* BEGIN Provided records *

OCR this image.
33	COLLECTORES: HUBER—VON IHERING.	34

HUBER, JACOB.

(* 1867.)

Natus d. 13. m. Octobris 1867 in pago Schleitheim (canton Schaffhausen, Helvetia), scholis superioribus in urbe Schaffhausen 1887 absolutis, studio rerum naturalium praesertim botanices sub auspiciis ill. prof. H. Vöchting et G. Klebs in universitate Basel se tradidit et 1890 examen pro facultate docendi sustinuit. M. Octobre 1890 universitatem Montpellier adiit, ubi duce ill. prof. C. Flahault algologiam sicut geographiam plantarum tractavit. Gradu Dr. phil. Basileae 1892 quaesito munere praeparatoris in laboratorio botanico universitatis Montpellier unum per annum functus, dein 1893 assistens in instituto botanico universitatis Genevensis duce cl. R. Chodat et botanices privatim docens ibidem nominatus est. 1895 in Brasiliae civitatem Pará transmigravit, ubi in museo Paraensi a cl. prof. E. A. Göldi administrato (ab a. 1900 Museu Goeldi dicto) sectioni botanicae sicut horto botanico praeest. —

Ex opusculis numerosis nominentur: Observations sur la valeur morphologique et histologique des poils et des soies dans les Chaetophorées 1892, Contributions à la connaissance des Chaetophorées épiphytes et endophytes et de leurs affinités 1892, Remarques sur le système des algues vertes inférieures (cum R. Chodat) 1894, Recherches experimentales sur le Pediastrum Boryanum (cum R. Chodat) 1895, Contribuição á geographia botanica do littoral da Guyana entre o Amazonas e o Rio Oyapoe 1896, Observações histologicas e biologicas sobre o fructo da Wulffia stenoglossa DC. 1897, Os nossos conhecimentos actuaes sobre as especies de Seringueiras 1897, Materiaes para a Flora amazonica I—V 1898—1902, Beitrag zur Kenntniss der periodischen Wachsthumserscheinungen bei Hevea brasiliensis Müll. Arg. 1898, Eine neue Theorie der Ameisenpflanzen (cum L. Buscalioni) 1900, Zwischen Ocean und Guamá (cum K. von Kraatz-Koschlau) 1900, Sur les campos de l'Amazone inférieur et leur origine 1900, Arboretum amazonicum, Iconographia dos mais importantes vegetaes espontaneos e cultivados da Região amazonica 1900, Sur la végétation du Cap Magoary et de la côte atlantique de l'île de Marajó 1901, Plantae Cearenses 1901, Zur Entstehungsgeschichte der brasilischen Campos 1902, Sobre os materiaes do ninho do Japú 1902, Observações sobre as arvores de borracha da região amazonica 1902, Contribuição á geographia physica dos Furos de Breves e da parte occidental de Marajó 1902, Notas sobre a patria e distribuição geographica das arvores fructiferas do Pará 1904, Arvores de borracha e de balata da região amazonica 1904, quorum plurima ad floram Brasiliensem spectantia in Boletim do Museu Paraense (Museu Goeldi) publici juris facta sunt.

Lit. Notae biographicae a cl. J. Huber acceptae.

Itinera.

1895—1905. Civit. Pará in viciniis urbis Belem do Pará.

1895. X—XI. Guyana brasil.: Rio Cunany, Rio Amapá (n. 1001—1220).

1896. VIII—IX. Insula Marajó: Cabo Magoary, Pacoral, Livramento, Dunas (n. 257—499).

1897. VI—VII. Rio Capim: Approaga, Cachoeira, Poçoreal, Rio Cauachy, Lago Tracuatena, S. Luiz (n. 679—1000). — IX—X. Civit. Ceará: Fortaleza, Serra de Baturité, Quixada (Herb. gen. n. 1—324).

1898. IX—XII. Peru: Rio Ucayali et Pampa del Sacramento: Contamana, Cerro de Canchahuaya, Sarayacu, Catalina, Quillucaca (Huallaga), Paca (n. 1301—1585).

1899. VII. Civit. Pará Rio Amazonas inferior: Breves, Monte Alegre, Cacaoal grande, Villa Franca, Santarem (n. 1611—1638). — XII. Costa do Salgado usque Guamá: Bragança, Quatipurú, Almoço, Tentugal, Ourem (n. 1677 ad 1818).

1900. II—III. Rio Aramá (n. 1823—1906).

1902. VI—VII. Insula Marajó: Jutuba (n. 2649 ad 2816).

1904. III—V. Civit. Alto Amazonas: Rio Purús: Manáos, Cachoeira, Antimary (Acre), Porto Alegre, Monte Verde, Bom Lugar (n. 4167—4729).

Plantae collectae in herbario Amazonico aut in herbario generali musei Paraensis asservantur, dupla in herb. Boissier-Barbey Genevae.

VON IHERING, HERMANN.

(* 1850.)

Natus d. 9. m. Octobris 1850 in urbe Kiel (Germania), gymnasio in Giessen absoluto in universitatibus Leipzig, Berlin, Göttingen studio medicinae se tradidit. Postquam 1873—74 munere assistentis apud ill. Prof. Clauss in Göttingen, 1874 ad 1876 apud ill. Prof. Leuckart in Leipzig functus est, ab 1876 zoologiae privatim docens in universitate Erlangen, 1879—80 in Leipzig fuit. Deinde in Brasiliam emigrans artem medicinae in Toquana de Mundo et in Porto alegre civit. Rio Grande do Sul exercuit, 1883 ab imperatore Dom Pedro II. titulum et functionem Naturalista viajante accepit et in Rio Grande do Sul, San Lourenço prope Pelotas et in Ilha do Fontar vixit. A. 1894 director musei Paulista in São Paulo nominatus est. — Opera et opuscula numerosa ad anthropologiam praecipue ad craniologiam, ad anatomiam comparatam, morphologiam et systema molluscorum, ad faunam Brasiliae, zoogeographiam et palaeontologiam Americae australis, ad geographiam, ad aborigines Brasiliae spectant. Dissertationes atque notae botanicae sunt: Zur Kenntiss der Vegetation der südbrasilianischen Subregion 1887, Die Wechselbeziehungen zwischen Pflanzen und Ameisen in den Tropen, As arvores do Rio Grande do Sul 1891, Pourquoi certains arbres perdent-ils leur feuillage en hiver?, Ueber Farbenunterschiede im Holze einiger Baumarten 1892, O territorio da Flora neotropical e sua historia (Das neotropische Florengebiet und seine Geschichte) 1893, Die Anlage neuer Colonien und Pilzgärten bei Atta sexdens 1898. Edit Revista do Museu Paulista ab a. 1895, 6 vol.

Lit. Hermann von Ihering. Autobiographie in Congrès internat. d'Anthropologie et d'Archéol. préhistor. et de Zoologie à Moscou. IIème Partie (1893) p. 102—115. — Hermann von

* END Provided records *

Extract all of the data above without altering anything.

■ Task answer ■
OCR this image.
33	COLLECTORES: HUBER—VON IHERING.	34

HUBER, JACOB.

(* 1867.)

Natus d. 13. m. Octobris 1867 in pago Schleitheim (canton Schaffhausen, Helvetia), scholis superioribus in urbe Schaffhausen 1887 absolutis, studio rerum naturalium praesertim botanices sub auspiciis ill. prof. H. Vöchting et G. Klebs in universitate Basel se tradidit et 1890 examen pro facultate docendi sustinuit. M. Octobre 1890 universitatem Montpellier adiit, ubi duce ill. prof. C. Flahault algologiam sicut geographiam plantarum tractavit. Gradu Dr. phil. Basileae 1892 quaesito munere praeparatoris in laboratorio botanico universitatis Montpellier unum per annum functus, dein 1893 assistens in instituto botanico universitatis Genevensis duce cl. R. Chodat et botanices privatim docens ibidem nominatus est. 1895 in Brasiliae civitatem Pará transmigravit, ubi in museo Paraensi a cl. prof. E. A. Göldi administrato (ab a. 1900 Museu Goeldi dicto) sectioni botanicae sicut horto botanico praeest. —

Ex opusculis numerosis nominentur: Observations sur la valeur morphologique et histologique des poils et des soies dans les Chaetophorées 1892, Contributions à la connaissance des Chaetophorées épiphytes et endophytes et de leurs affinités 1892, Remarques sur le système des algues vertes inférieures (cum R. Chodat) 1894, Recherches experimentales sur le Pediastrum Boryanum (cum R. Chodat) 1895, Contribuição á geographia botanica do littoral da Guyana entre o Amazonas e o Rio Oyapoe 1896, Observações histologicas e biologicas sobre o fructo da Wulffia stenoglossa DC. 1897, Os nossos conhecimentos actuaes sobre as especies de Seringueiras 1897, Materiaes para a Flora amazonica I—V 1898—1902, Beitrag zur Kenntniss der periodischen Wachsthumserscheinungen bei Hevea brasiliensis Müll. Arg. 1898, Eine neue Theorie der Ameisenpflanzen (cum L. Buscalioni) 1900, Zwischen Ocean und Guamá (cum K. von Kraatz-Koschlau) 1900, Sur les campos de l'Amazone inférieur et leur origine 1900, Arboretum amazonicum, Iconographia dos mais importantes vegetaes espontaneos e cultivados da Região amazonica 1900, Sur la végétation du Cap Magoary et de la côte atlantique de l'île de Marajó 1901, Plantae Cearenses 1901, Zur Entstehungsgeschichte der brasilischen Campos 1902, Sobre os materiaes do ninho do Japú 1902, Observações sobre as arvores de borracha da região amazonica 1902, Contribuição á geographia physica dos Furos de Breves e da parte occidental de Marajó 1902, Notas sobre a patria e distribuição geographica das arvores fructiferas do Pará 1904, Arvores de borracha e de balata da região amazonica 1904, quorum plurima ad floram Brasiliensem spectantia in Boletim do Museu Paraense (Museu Goeldi) publici juris facta sunt.

Lit. Notae biographicae a cl. J. Huber acceptae.

Itinera.

1895—1905. Civit. Pará in viciniis urbis Belem do Pará.

1895. X—XI. Guyana brasil.: Rio Cunany, Rio Amapá (n. 1001—1220).

1896. VIII—IX. Insula Marajó: Cabo Magoary, Pacoral, Livramento, Dunas (n. 257—499).

1897. VI—VII. Rio Capim: Approaga, Cachoeira, Poçoreal, Rio Cauachy, Lago Tracuatena, S. Luiz (n. 679—1000). — IX—X. Civit. Ceará: Fortaleza, Serra de Baturité, Quixada (Herb. gen. n. 1—324).

1898. IX—XII. Peru: Rio Ucayali et Pampa del Sacramento: Contamana, Cerro de Canchahuaya, Sarayacu, Catalina, Quillucaca (Huallaga), Paca (n. 1301—1585).

1899. VII. Civit. Pará Rio Amazonas inferior: Breves, Monte Alegre, Cacaoal grande, Villa Franca, Santarem (n. 1611—1638). — XII. Costa do Salgado usque Guamá: Bragança, Quatipurú, Almoço, Tentugal, Ourem (n. 1677 ad 1818).

1900. II—III. Rio Aramá (n. 1823—1906).

1902. VI—VII. Insula Marajó: Jutuba (n. 2649 ad 2816).

1904. III—V. Civit. Alto Amazonas: Rio Purús: Manáos, Cachoeira, Antimary (Acre), Porto Alegre, Monte Verde, Bom Lugar (n. 4167—4729).

Plantae collectae in herbario Amazonico aut in herbario generali musei Paraensis asservantur, dupla in herb. Boissier-Barbey Genevae.

VON IHERING, HERMANN.

(* 1850.)

Natus d. 9. m. Octobris 1850 in urbe Kiel (Germania), gymnasio in Giessen absoluto in universitatibus Leipzig, Berlin, Göttingen studio medicinae se tradidit. Postquam 1873—74 munere assistentis apud ill. Prof. Clauss in Göttingen, 1874 ad 1876 apud ill. Prof. Leuckart in Leipzig functus est, ab 1876 zoologiae privatim docens in universitate Erlangen, 1879—80 in Leipzig fuit. Deinde in Brasiliam emigrans artem medicinae in Toquana de Mundo et in Porto alegre civit. Rio Grande do Sul exercuit, 1883 ab imperatore Dom Pedro II. titulum et functionem Naturalista viajante accepit et in Rio Grande do Sul, San Lourenço prope Pelotas et in Ilha do Fontar vixit. A. 1894 director musei Paulista in São Paulo nominatus est. — Opera et opuscula numerosa ad anthropologiam praecipue ad craniologiam, ad anatomiam comparatam, morphologiam et systema molluscorum, ad faunam Brasiliae, zoogeographiam et palaeontologiam Americae australis, ad geographiam, ad aborigines Brasiliae spectant. Dissertationes atque notae botanicae sunt: Zur Kenntiss der Vegetation der südbrasilianischen Subregion 1887, Die Wechselbeziehungen zwischen Pflanzen und Ameisen in den Tropen, As arvores do Rio Grande do Sul 1891, Pourquoi certains arbres perdent-ils leur feuillage en hiver?, Ueber Farbenunterschiede im Holze einiger Baumarten 1892, O territorio da Flora neotropical e sua historia (Das neotropische Florengebiet und seine Geschichte) 1893, Die Anlage neuer Colonien und Pilzgärten bei Atta sexdens 1898. Edit Revista do Museu Paulista ab a. 1895, 6 vol.

Lit. Hermann von Ihering. Autobiographie in Congrès internat. d'Anthropologie et d'Archéol. préhistor. et de Zoologie à Moscou. IIème Partie (1893) p. 102—115. — Hermann von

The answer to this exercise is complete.